Ihre Aufgaben.
1: Kopieren Sie aus dem Textauszug über den Fall Lorenz A. die Passage von „Lorenz A. war“ bis „durch die Fußgängerzone.“ Wort für Wort.
2: Entscheiden Sie für jede Aussage mit Ja oder Nein, ob sie mit dem Textauszug über den Fall Lorenz A. übereinstimmt, und zitieren Sie dazu wörtlich die ausschlaggebenden Worte des Textes. (a) Das Landgericht Oldenburg hat die Anklage gegen den Polizisten zur Hauptverhandlung zugelassen. (b) Die Polizisten drohten Lorenz A. damit, zu schießen. (c) Lorenz A. wurde der Einlass in eine Disco in der Oldenburger Innenstadt verweigert.

Der Fall des erschossenen Lorenz A. geht vor Gericht. Das deutet an, dass der schießende Polizist in vermeintlicher Notwehr gehandelt haben könnte.

D as Landgericht Oldenburg hat die Anklage gegen den Polizisten, der Lorenz A. von hinten erschossen hat, zur Hauptverhandlung zugelassen. Das ist eine gute Nachricht, aber eine, die zugleich misstrauisch macht: Denn das Gericht deutete in seinem Eröffnungsbeschluss an, dass der Polizist in putativer Notwehr gehandelt haben könnte, was eine milde oder gar keine Strafe nach sich ziehen könnte.

Lorenz A. war in der Nacht zu Ostersonntag vergangenen Jahres in einen Konflikt mit der Polizei geraten. Laut Anklageschrift hatte ein Türsteher dem Schwarzen A. den Einlass in eine Disco in der Oldenburger Innenstadt verweigert. Im Zuge des folgenden Streits soll Lorenz A. Pfefferspray eingesetzt haben. Anschließend flüchtete er, verfolgt von mehreren Personen, durch die Fußgängerzone.

Um seine Verfolger abzuschütteln, soll Lorenz A. ein Messer gezeigt haben. Der angeklagte Polizist und sein Kollege sollen über Funk gewarnt worden sein, dass Lorenz A. ein Messer dabei habe. Sie sollen dem jungen Mann entgegengekommen sein. 60 Meter vor ihm sollen sie sich mit gezogenen Pistolen vor ihren Streifenwagen gestellt und Lorenz A. zum Stehenbleiben aufgefordert haben. Sie drohten nicht damit, zu schießen.

Untersuchte Daten.

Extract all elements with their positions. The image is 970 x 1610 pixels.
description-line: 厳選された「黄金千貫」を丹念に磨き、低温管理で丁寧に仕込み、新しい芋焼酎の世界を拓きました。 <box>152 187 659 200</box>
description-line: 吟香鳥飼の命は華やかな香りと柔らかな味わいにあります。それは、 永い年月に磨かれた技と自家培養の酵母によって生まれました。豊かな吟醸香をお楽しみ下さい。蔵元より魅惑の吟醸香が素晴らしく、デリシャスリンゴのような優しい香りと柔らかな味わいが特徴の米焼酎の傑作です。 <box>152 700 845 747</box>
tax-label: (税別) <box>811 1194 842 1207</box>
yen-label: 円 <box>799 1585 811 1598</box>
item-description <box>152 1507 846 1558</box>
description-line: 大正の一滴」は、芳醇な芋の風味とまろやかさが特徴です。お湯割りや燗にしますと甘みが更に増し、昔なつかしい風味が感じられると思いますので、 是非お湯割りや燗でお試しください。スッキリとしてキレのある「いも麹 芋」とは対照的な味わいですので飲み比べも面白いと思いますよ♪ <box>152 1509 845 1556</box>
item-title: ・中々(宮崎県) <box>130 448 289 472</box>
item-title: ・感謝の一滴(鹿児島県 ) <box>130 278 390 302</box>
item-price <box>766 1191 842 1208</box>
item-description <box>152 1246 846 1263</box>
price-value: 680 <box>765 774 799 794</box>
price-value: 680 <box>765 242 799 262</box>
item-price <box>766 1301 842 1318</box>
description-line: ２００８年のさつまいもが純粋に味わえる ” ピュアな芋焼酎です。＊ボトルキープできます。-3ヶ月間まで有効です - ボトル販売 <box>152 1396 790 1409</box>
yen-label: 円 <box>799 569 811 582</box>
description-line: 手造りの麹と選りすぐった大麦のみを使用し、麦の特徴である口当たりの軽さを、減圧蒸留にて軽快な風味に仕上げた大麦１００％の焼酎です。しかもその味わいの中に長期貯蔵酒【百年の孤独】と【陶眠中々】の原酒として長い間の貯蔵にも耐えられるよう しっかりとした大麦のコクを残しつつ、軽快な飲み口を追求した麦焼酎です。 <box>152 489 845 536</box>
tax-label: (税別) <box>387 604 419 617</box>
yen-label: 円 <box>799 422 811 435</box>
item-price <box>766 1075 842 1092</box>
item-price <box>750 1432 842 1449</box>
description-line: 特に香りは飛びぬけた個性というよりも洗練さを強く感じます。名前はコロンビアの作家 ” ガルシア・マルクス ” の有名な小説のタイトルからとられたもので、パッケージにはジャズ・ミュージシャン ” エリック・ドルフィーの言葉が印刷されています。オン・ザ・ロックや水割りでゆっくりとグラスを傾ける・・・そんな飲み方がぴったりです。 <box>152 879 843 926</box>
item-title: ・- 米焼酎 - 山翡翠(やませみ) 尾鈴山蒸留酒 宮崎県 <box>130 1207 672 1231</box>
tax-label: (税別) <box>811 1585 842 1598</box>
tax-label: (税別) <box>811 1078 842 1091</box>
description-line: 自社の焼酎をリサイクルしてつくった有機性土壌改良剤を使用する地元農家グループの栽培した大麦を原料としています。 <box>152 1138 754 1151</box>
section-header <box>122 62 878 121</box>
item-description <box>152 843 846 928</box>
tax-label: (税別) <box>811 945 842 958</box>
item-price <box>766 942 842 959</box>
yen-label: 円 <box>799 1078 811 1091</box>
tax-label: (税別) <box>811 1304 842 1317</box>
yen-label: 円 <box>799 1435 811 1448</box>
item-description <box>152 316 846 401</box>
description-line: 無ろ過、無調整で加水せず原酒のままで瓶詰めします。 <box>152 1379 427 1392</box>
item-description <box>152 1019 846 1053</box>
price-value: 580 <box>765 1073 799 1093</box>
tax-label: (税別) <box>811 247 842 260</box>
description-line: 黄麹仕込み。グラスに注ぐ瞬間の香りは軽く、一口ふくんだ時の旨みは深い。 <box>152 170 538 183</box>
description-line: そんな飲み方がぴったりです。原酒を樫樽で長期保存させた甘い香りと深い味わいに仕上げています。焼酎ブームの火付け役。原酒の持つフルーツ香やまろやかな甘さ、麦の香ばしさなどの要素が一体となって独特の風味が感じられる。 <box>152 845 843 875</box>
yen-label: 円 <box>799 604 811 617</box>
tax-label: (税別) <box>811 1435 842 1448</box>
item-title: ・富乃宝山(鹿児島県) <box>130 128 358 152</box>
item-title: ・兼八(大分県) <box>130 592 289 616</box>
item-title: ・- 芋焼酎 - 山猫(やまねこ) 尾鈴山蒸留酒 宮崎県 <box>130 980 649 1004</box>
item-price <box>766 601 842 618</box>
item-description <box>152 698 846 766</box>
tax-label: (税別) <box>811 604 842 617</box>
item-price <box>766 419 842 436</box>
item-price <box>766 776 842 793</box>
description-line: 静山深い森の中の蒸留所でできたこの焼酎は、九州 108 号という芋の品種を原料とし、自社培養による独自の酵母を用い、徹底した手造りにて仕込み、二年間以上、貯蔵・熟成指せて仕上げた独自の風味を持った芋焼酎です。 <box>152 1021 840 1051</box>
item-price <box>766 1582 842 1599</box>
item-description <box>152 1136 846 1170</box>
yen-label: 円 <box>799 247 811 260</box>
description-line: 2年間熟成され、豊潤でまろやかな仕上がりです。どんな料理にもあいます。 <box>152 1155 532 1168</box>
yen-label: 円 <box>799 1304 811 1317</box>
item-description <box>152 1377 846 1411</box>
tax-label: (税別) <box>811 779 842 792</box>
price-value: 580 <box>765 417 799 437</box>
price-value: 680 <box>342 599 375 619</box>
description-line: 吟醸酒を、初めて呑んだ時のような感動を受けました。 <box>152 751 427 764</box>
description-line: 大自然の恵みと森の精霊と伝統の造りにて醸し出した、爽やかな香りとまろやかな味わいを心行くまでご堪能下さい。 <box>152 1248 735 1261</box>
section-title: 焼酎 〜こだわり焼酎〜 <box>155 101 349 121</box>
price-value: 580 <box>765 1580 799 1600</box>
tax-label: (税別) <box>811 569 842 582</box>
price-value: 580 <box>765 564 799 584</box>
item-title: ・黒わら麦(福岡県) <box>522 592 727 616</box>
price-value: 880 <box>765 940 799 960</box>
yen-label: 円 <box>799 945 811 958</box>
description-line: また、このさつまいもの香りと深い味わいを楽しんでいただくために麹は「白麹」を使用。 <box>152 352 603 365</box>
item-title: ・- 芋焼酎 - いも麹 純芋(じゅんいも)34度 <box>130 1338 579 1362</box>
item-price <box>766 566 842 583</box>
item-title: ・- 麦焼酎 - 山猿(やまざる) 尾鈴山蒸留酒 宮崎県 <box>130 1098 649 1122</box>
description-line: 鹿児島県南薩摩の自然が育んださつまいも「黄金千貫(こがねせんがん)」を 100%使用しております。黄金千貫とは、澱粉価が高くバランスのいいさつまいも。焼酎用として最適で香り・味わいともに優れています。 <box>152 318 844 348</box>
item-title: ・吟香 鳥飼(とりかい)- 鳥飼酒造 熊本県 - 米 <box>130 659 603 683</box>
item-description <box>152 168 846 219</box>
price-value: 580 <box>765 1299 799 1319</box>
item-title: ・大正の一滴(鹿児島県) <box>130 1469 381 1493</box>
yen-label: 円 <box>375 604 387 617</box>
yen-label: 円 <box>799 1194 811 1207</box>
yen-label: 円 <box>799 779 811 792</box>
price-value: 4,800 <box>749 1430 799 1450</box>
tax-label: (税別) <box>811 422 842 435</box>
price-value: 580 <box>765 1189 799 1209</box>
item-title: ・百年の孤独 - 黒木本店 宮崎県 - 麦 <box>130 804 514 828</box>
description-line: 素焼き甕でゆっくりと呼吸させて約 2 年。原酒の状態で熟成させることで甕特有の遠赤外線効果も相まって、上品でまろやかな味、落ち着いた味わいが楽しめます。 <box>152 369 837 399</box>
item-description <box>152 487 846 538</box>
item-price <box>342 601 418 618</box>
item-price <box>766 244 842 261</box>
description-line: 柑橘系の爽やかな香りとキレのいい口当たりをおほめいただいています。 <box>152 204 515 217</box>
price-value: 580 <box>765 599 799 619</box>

Lösungen.
1:
Lorenz A. war in der Nacht zu Ostersonntag vergangenen Jahres in einen Konflikt mit der Polizei geraten. Laut Anklageschrift hatte ein Türsteher dem Schwarzen A. den Einlass in eine Disco in der Oldenburger Innenstadt verweigert. Im Zuge des folgenden Streits soll Lorenz A. Pfefferspray eingesetzt haben. Anschließend flüchtete er, verfolgt von mehreren Personen, durch die Fußgängerzone.

2:
(a) Ja: „hat die Anklage gegen den Polizisten, der Lorenz A. von hinten erschossen hat, zur Hauptverhandlung zugelassen“
(b) Nein: „Sie drohten nicht damit, zu schießen.“
(c) Ja: „den Einlass in eine Disco in der Oldenburger Innenstadt verweigert“